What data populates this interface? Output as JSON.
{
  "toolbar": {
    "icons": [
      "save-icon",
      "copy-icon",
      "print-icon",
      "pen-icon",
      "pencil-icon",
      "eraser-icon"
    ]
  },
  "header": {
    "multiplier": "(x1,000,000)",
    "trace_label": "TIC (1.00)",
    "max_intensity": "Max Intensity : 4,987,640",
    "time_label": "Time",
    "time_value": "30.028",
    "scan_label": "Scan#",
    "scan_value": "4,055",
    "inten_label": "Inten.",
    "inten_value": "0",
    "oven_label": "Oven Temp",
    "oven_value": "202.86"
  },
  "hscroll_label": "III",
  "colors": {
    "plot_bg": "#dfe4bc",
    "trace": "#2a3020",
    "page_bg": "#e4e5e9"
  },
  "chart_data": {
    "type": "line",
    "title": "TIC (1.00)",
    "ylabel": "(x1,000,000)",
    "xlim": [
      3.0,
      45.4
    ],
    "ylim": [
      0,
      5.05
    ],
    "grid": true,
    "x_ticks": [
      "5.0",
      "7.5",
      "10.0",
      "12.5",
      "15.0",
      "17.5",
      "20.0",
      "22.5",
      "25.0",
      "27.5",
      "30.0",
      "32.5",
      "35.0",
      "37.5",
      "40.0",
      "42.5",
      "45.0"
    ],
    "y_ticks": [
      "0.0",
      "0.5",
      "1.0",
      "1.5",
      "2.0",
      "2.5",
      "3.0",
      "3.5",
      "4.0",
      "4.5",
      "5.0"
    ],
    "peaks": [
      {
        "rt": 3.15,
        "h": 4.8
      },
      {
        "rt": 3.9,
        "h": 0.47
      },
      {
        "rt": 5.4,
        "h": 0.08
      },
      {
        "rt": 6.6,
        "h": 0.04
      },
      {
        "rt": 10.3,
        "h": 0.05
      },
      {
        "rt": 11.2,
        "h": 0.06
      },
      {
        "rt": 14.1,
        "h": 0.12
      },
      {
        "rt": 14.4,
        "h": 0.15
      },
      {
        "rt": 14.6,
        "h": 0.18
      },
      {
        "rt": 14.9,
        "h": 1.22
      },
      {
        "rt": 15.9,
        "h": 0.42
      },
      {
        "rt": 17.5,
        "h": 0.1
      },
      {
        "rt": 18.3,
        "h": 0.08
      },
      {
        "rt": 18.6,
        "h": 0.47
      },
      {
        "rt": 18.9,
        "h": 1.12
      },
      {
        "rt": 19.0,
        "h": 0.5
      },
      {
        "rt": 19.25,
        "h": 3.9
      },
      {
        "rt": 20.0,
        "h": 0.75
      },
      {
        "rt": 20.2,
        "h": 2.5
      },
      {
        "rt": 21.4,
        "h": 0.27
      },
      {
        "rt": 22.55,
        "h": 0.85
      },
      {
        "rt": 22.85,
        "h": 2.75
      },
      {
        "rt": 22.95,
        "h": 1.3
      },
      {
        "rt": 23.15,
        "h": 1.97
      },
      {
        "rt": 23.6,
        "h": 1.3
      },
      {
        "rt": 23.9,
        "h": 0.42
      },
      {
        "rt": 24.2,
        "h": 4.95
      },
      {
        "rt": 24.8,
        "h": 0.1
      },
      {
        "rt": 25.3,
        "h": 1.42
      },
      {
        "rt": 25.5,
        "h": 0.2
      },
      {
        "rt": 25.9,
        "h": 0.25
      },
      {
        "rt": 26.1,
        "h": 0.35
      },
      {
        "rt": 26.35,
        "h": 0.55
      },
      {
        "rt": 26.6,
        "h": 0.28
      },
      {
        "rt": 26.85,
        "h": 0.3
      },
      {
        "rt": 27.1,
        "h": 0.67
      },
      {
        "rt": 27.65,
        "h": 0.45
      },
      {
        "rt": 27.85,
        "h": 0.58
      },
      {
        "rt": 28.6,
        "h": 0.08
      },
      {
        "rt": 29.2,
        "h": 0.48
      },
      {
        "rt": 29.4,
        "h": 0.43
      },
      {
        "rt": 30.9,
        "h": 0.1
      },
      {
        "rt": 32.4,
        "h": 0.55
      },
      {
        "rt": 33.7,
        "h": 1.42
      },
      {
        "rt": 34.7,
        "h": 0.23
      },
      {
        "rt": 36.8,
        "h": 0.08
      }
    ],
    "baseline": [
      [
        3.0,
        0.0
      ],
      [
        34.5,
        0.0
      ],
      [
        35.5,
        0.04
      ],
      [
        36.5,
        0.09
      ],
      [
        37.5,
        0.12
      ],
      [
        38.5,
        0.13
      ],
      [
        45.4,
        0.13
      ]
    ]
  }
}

- _DIRECTIONS FOR THIS TASK_
Reproduce the listing shown above in its entirety, exactly.

- _WRITTEN SOLUTION_
What data populates this interface? Output as JSON.
{
  "toolbar": {
    "icons": [
      "save-icon",
      "copy-icon",
      "print-icon",
      "pen-icon",
      "pencil-icon",
      "eraser-icon"
    ]
  },
  "header": {
    "multiplier": "(x1,000,000)",
    "trace_label": "TIC (1.00)",
    "max_intensity": "Max Intensity : 4,987,640",
    "time_label": "Time",
    "time_value": "30.028",
    "scan_label": "Scan#",
    "scan_value": "4,055",
    "inten_label": "Inten.",
    "inten_value": "0",
    "oven_label": "Oven Temp",
    "oven_value": "202.86"
  },
  "hscroll_label": "III",
  "colors": {
    "plot_bg": "#dfe4bc",
    "trace": "#2a3020",
    "page_bg": "#e4e5e9"
  },
  "chart_data": {
    "type": "line",
    "title": "TIC (1.00)",
    "ylabel": "(x1,000,000)",
    "xlim": [
      3.0,
      45.4
    ],
    "ylim": [
      0,
      5.05
    ],
    "grid": true,
    "x_ticks": [
      "5.0",
      "7.5",
      "10.0",
      "12.5",
      "15.0",
      "17.5",
      "20.0",
      "22.5",
      "25.0",
      "27.5",
      "30.0",
      "32.5",
      "35.0",
      "37.5",
      "40.0",
      "42.5",
      "45.0"
    ],
    "y_ticks": [
      "0.0",
      "0.5",
      "1.0",
      "1.5",
      "2.0",
      "2.5",
      "3.0",
      "3.5",
      "4.0",
      "4.5",
      "5.0"
    ],
    "peaks": [
      {
        "rt": 3.15,
        "h": 4.8
      },
      {
        "rt": 3.9,
        "h": 0.47
      },
      {
        "rt": 5.4,
        "h": 0.08
      },
      {
        "rt": 6.6,
        "h": 0.04
      },
      {
        "rt": 10.3,
        "h": 0.05
      },
      {
        "rt": 11.2,
        "h": 0.06
      },
      {
        "rt": 14.1,
        "h": 0.12
      },
      {
        "rt": 14.4,
        "h": 0.15
      },
      {
        "rt": 14.6,
        "h": 0.18
      },
      {
        "rt": 14.9,
        "h": 1.22
      },
      {
        "rt": 15.9,
        "h": 0.42
      },
      {
        "rt": 17.5,
        "h": 0.1
      },
      {
        "rt": 18.3,
        "h": 0.08
      },
      {
        "rt": 18.6,
        "h": 0.47
      },
      {
        "rt": 18.9,
        "h": 1.12
      },
      {
        "rt": 19.0,
        "h": 0.5
      },
      {
        "rt": 19.25,
        "h": 3.9
      },
      {
        "rt": 20.0,
        "h": 0.75
      },
      {
        "rt": 20.2,
        "h": 2.5
      },
      {
        "rt": 21.4,
        "h": 0.27
      },
      {
        "rt": 22.55,
        "h": 0.85
      },
      {
        "rt": 22.85,
        "h": 2.75
      },
      {
        "rt": 22.95,
        "h": 1.3
      },
      {
        "rt": 23.15,
        "h": 1.97
      },
      {
        "rt": 23.6,
        "h": 1.3
      },
      {
        "rt": 23.9,
        "h": 0.42
      },
      {
        "rt": 24.2,
        "h": 4.95
      },
      {
        "rt": 24.8,
        "h": 0.1
      },
      {
        "rt": 25.3,
        "h": 1.42
      },
      {
        "rt": 25.5,
        "h": 0.2
      },
      {
        "rt": 25.9,
        "h": 0.25
      },
      {
        "rt": 26.1,
        "h": 0.35
      },
      {
        "rt": 26.35,
        "h": 0.55
      },
      {
        "rt": 26.6,
        "h": 0.28
      },
      {
        "rt": 26.85,
        "h": 0.3
      },
      {
        "rt": 27.1,
        "h": 0.67
      },
      {
        "rt": 27.65,
        "h": 0.45
      },
      {
        "rt": 27.85,
        "h": 0.58
      },
      {
        "rt": 28.6,
        "h": 0.08
      },
      {
        "rt": 29.2,
        "h": 0.48
      },
      {
        "rt": 29.4,
        "h": 0.43
      },
      {
        "rt": 30.9,
        "h": 0.1
      },
      {
        "rt": 32.4,
        "h": 0.55
      },
      {
        "rt": 33.7,
        "h": 1.42
      },
      {
        "rt": 34.7,
        "h": 0.23
      },
      {
        "rt": 36.8,
        "h": 0.08
      }
    ],
    "baseline": [
      [
        3.0,
        0.0
      ],
      [
        34.5,
        0.0
      ],
      [
        35.5,
        0.04
      ],
      [
        36.5,
        0.09
      ],
      [
        37.5,
        0.12
      ],
      [
        38.5,
        0.13
      ],
      [
        45.4,
        0.13
      ]
    ]
  }
}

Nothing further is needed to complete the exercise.